→ **RECORDS FOR PROCESSING**:

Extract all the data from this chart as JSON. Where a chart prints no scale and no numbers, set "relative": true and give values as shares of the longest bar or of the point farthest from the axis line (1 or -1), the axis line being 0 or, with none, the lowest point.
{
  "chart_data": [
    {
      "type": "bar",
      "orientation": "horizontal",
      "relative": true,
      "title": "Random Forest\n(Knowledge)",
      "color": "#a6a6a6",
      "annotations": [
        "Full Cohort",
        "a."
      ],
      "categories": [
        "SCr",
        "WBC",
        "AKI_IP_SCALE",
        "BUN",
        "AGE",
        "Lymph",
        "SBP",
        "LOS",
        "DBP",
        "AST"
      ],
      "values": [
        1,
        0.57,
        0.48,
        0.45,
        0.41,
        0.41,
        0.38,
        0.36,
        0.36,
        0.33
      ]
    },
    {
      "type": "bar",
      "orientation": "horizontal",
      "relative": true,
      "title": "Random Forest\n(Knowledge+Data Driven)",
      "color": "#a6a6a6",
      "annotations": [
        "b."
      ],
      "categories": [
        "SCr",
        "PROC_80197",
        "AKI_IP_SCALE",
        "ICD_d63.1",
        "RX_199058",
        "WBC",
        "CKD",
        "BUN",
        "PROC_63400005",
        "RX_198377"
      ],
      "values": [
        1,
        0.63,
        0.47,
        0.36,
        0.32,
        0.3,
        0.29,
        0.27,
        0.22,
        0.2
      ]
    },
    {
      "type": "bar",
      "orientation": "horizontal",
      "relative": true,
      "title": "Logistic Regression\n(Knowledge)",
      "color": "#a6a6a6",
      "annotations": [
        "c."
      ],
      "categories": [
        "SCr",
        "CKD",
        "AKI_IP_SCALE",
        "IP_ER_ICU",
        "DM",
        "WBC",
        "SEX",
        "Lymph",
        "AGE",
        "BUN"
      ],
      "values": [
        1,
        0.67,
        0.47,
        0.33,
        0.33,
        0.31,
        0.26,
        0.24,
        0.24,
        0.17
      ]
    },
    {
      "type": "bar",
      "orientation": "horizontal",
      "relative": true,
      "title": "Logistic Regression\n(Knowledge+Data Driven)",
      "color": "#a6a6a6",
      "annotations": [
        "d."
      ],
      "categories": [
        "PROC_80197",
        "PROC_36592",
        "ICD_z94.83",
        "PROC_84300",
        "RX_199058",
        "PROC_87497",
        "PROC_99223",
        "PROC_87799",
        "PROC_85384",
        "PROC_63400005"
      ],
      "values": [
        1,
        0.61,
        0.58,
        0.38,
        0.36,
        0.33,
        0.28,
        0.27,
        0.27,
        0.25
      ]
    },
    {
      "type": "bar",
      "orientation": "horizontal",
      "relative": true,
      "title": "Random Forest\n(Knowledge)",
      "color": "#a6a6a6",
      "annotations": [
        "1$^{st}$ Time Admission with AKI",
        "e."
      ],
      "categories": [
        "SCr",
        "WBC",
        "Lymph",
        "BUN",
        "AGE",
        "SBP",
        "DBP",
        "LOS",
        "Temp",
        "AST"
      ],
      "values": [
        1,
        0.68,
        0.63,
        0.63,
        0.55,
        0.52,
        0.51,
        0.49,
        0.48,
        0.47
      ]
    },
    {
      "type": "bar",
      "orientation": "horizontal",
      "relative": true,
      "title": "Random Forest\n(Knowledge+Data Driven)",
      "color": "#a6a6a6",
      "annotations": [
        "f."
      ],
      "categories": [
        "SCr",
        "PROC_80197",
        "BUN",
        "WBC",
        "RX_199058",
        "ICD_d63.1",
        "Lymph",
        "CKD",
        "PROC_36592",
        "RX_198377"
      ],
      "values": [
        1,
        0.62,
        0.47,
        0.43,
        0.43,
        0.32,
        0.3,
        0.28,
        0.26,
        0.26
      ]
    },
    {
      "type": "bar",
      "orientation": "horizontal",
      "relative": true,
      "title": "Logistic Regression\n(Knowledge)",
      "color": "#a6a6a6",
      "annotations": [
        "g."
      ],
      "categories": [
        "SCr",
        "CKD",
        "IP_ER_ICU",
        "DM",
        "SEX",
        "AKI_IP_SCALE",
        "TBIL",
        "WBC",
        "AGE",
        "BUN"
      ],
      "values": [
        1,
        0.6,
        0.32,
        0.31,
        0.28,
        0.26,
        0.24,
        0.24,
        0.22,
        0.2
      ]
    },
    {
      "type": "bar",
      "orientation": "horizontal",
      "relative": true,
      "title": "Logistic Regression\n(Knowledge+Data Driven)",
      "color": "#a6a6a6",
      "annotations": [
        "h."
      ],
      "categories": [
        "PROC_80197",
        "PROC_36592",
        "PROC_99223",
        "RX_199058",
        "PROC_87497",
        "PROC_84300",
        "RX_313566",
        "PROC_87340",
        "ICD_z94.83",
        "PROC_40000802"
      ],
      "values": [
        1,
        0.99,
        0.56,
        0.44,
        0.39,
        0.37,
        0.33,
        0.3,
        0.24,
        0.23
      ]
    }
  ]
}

==

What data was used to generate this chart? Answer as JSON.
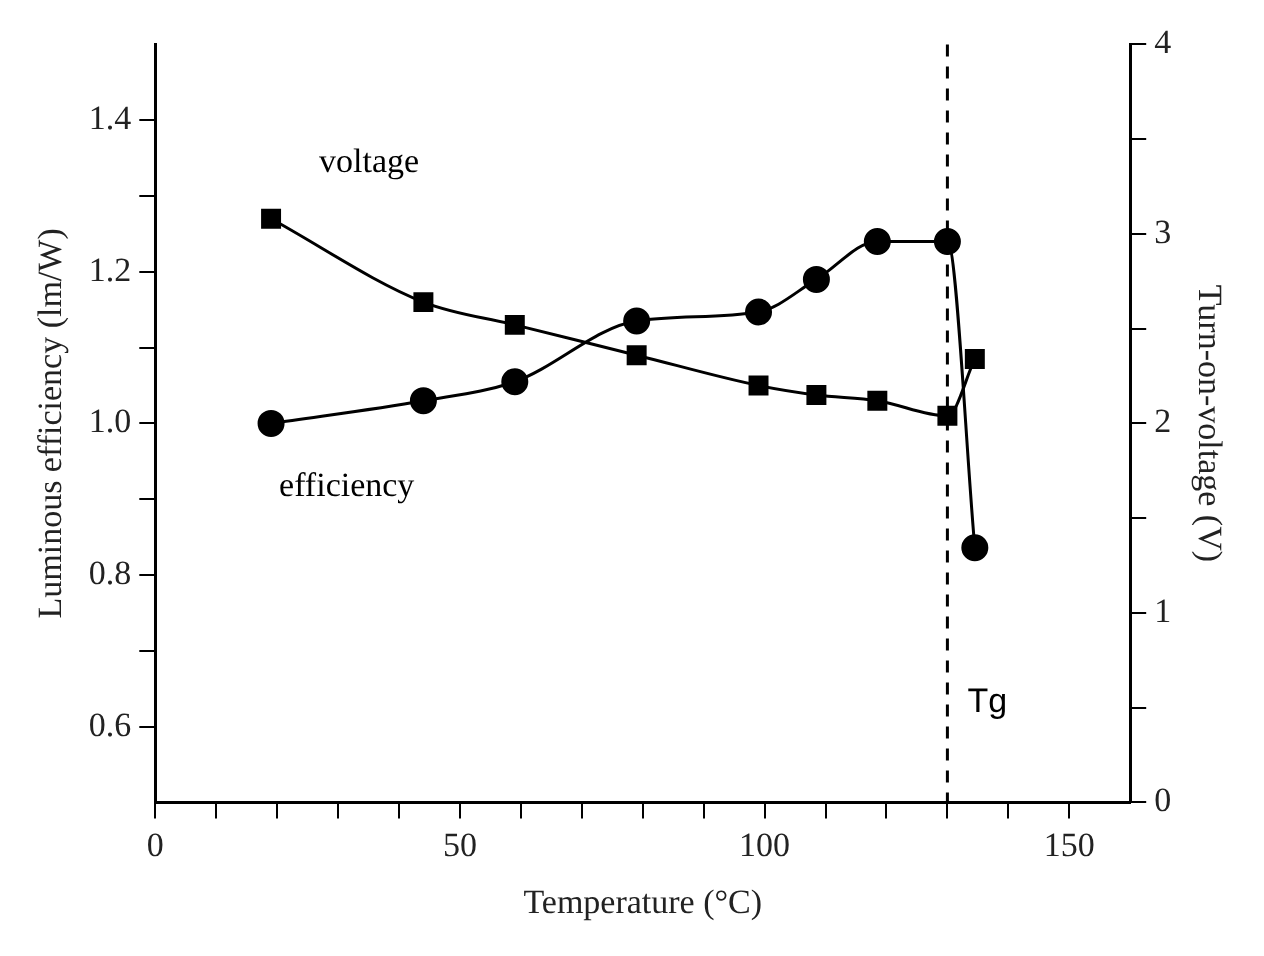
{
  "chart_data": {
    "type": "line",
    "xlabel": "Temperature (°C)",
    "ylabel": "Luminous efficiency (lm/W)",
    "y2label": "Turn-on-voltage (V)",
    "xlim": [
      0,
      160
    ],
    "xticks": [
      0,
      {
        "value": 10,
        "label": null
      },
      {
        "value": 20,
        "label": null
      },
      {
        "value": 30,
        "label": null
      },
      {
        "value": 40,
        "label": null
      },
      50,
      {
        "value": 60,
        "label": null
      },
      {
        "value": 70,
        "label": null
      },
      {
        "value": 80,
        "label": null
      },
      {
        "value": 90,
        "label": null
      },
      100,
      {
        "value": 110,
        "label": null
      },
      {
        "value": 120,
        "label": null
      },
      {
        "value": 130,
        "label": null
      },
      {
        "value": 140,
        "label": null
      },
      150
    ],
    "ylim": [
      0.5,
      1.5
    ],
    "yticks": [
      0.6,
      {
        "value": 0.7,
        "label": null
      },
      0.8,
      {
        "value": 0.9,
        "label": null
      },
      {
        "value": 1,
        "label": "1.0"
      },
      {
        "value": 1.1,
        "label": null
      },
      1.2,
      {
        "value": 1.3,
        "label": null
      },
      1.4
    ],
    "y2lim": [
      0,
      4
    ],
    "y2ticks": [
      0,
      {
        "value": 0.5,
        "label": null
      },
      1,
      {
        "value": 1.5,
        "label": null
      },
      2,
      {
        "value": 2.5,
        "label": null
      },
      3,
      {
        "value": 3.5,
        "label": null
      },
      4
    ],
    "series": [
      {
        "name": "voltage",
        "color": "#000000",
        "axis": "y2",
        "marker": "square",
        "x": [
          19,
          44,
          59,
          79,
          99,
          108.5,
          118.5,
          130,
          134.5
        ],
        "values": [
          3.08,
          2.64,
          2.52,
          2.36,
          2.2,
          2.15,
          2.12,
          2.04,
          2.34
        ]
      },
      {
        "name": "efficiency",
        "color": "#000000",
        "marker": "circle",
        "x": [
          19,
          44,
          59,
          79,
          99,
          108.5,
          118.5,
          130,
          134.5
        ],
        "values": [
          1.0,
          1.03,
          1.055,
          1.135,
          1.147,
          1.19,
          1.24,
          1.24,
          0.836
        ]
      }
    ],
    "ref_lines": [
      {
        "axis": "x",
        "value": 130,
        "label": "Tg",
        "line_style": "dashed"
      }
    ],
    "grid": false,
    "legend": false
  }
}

...

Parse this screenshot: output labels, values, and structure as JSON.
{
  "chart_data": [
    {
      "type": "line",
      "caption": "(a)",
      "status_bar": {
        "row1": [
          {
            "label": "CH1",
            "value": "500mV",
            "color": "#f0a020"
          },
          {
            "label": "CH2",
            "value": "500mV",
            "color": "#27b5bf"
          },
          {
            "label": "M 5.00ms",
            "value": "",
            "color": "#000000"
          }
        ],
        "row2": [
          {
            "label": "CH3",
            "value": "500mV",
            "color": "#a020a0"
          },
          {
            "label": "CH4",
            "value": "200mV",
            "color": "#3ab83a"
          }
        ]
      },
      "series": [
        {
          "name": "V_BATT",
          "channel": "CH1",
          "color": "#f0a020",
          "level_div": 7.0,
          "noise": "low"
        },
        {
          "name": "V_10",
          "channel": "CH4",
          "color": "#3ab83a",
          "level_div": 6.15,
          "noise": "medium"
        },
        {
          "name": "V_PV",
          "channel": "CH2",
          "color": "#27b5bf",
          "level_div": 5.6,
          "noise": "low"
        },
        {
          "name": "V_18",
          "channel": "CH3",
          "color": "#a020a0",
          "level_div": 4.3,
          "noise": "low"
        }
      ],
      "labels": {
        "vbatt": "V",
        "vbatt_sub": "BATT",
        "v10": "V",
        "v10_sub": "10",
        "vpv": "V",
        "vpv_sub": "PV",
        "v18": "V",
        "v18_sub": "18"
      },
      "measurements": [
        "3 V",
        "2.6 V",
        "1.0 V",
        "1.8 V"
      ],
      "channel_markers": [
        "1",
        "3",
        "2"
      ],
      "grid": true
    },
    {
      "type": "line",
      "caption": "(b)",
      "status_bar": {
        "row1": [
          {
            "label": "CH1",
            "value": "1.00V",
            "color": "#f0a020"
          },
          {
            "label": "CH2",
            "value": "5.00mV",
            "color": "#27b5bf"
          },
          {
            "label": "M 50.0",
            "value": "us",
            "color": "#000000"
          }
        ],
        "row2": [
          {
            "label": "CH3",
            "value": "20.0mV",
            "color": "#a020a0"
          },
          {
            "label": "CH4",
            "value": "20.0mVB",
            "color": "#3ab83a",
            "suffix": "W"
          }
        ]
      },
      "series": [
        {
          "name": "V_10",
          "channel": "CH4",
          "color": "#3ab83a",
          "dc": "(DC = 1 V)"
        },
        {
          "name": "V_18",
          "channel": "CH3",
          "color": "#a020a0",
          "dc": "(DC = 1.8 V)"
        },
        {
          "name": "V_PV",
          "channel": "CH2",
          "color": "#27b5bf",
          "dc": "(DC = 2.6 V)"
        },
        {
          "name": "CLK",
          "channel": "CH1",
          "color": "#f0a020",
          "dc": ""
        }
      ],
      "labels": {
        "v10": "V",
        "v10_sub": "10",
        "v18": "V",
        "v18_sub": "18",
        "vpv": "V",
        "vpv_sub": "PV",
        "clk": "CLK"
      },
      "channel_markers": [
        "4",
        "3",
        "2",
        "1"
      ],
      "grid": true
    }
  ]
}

→ **WORK TO BE COMPLETED**:
Extract all lines that hold the word "efficiency".

→ **WRITTEN RESPONSE**:
    "ylabel": "Luminous efficiency (lm/W)",
        "name": "efficiency",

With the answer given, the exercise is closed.